What is needed –
Find each line holding the word "after" and give the total alone.

Supplied records –
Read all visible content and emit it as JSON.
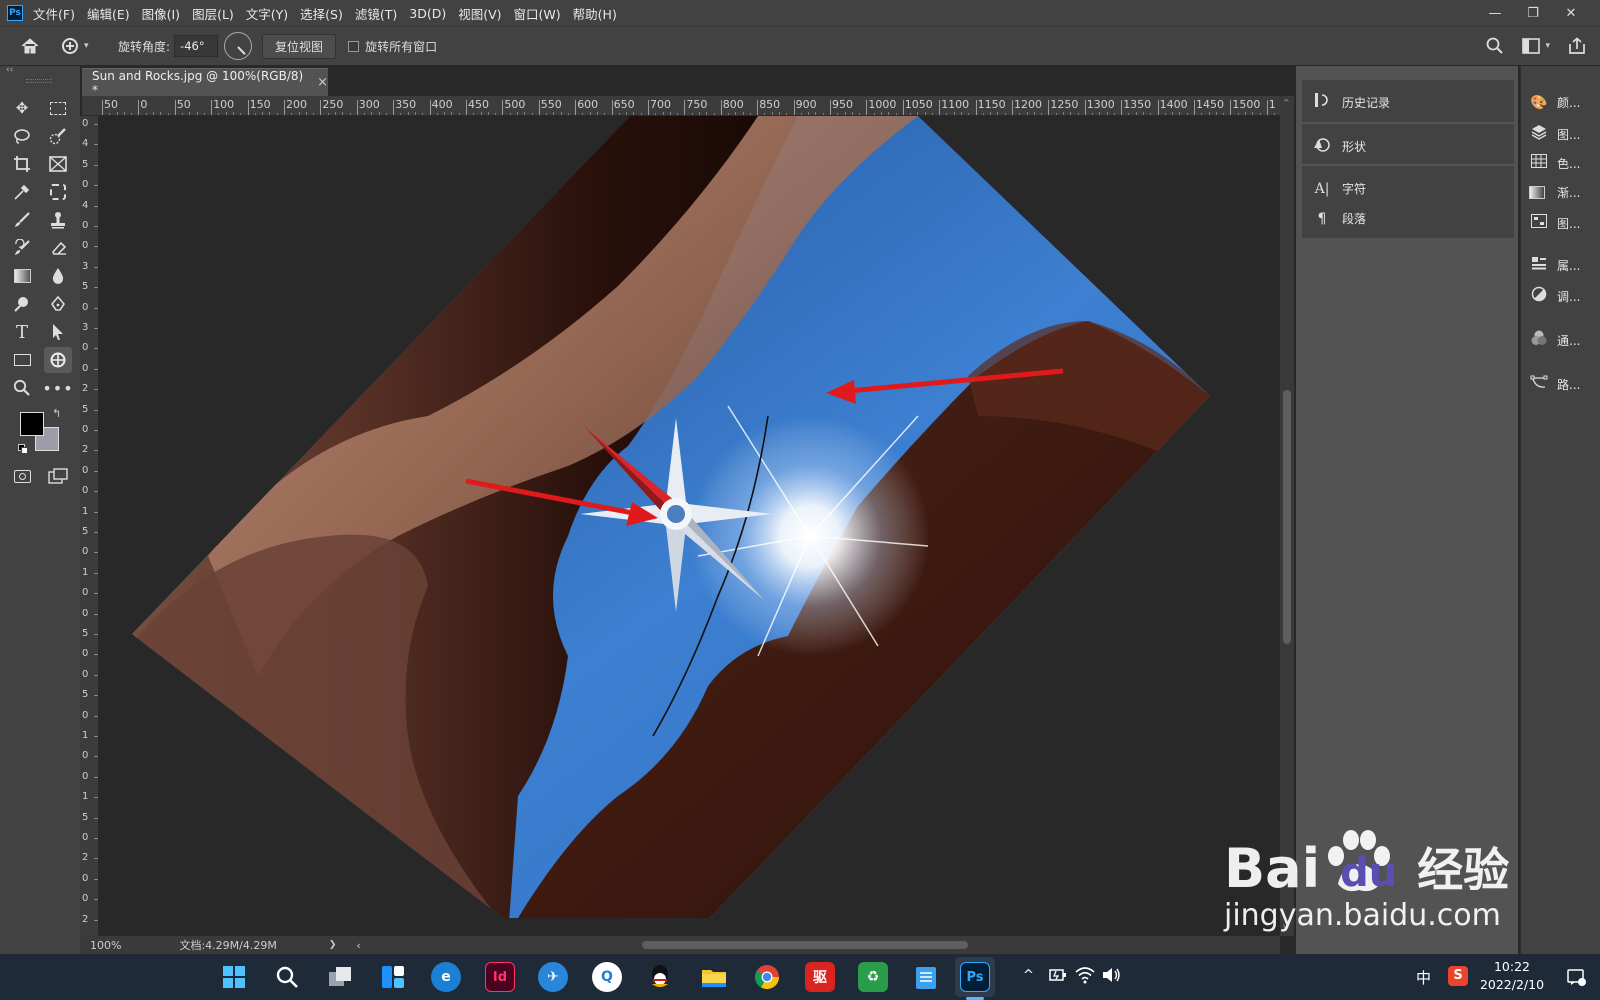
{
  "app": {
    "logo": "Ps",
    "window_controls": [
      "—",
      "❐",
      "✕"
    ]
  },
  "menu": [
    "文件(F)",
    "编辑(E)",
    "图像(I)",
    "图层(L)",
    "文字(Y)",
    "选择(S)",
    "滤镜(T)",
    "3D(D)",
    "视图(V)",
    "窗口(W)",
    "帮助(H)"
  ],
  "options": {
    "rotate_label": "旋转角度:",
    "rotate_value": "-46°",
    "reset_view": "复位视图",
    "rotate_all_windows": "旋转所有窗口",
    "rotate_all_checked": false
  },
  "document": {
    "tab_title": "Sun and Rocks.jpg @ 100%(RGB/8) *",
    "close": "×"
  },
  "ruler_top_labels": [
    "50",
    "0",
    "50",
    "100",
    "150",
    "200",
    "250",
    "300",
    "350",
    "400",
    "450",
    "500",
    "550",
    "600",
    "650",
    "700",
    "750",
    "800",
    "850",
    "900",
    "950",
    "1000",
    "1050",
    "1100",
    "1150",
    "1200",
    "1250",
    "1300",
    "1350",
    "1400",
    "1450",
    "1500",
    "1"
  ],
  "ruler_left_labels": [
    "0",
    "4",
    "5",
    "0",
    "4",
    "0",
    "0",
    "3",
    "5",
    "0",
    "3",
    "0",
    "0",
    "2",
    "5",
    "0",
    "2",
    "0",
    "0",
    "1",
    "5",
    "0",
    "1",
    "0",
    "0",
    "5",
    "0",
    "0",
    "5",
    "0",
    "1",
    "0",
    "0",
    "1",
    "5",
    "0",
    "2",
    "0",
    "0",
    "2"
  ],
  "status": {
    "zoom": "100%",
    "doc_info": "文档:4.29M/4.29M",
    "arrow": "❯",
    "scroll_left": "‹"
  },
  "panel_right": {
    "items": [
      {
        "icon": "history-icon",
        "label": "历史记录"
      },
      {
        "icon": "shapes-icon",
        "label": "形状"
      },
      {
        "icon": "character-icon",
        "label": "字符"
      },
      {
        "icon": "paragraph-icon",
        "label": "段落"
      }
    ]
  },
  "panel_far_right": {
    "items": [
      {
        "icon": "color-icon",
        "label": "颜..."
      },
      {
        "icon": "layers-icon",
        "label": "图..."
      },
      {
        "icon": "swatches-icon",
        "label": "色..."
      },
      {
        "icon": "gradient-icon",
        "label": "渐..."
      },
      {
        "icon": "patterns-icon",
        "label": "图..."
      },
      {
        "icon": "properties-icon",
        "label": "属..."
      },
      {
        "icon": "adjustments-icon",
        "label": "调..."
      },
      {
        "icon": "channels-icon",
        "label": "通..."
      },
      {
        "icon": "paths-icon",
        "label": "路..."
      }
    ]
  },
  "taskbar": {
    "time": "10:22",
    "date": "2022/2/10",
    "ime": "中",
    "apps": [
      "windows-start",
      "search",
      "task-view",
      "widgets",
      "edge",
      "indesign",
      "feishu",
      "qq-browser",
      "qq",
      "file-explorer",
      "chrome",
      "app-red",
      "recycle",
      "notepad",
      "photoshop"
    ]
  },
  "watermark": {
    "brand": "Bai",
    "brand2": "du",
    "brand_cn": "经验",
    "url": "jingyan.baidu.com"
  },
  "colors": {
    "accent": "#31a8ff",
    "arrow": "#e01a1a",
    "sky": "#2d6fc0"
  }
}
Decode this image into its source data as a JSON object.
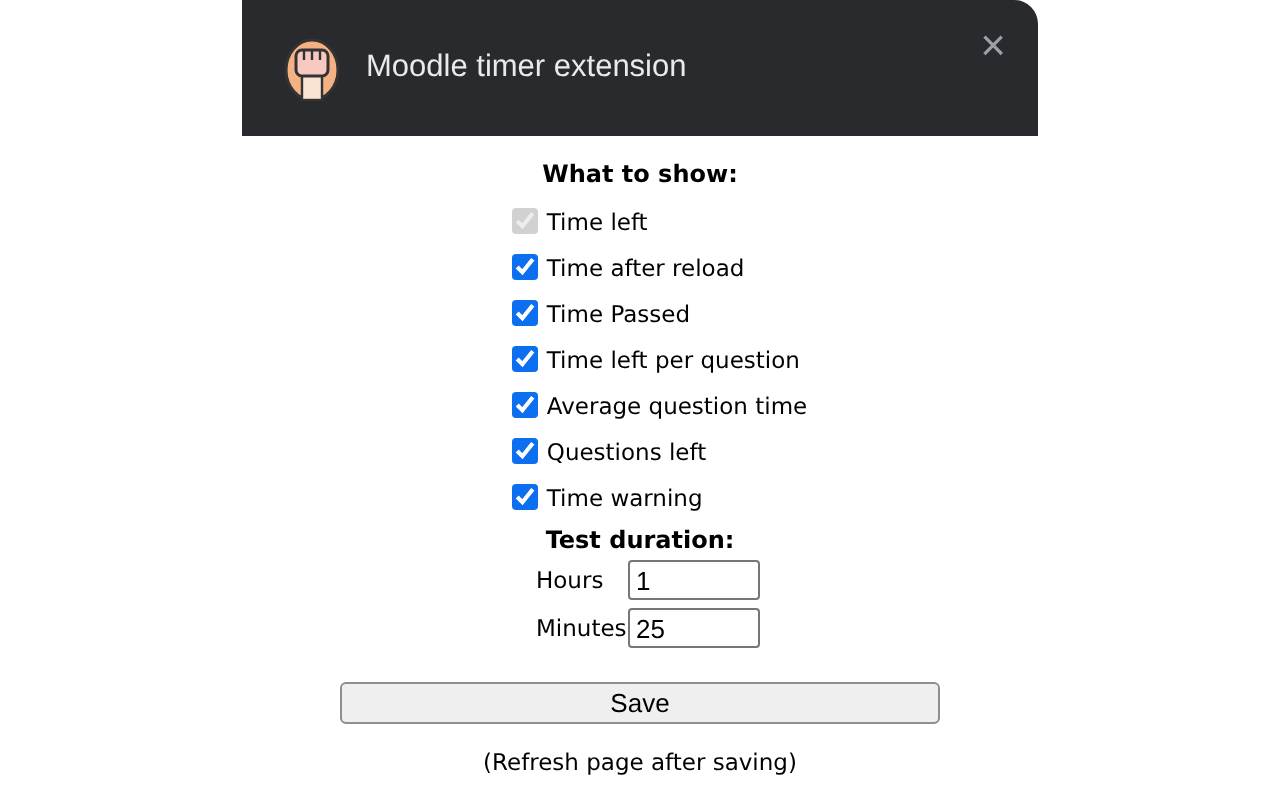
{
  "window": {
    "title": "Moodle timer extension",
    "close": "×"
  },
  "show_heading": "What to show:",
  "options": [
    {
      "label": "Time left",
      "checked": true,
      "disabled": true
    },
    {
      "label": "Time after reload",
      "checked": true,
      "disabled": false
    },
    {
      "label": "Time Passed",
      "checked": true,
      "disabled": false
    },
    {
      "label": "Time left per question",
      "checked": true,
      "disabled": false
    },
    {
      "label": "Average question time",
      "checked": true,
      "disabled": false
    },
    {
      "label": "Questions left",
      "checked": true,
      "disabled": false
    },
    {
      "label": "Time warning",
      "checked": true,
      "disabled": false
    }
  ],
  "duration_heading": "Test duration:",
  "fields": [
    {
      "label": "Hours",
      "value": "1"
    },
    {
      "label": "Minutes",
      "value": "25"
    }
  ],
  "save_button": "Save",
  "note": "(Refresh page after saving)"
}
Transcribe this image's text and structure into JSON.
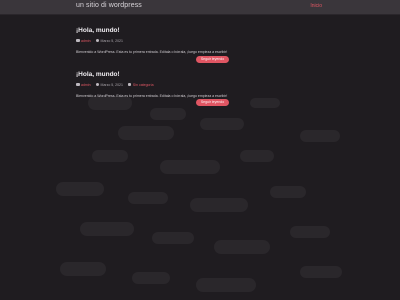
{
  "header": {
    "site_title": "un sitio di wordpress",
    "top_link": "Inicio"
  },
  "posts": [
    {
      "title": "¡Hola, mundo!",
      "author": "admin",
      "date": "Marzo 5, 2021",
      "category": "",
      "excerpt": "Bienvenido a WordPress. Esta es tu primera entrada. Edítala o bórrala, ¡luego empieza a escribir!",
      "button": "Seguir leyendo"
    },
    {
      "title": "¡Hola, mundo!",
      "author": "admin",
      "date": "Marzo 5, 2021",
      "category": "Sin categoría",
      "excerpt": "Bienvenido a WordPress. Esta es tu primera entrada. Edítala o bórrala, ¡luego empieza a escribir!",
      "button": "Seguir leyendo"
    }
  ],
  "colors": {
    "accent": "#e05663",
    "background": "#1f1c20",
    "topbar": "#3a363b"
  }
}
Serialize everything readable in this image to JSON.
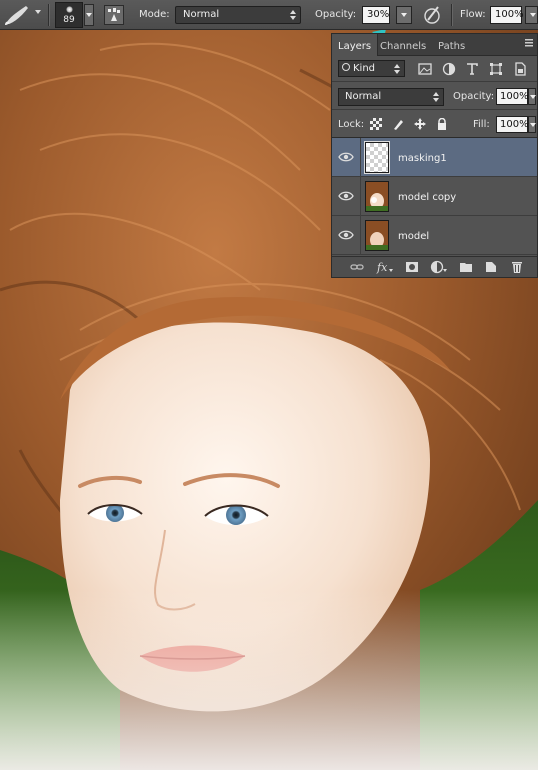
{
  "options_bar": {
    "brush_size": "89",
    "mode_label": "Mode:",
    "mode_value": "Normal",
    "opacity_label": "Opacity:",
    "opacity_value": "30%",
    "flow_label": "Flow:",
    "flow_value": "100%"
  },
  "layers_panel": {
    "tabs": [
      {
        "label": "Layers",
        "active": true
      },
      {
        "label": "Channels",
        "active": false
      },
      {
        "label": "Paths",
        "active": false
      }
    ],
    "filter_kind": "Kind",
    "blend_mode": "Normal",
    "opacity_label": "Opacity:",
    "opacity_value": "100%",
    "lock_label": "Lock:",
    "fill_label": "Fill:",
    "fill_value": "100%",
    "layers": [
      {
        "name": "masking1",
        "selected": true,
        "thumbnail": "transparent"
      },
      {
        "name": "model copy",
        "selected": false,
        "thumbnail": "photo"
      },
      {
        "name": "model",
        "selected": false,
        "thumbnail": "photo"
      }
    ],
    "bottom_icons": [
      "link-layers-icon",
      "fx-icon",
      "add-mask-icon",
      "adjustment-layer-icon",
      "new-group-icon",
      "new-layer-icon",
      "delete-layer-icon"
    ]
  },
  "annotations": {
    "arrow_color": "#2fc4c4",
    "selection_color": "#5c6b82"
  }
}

Task result –
2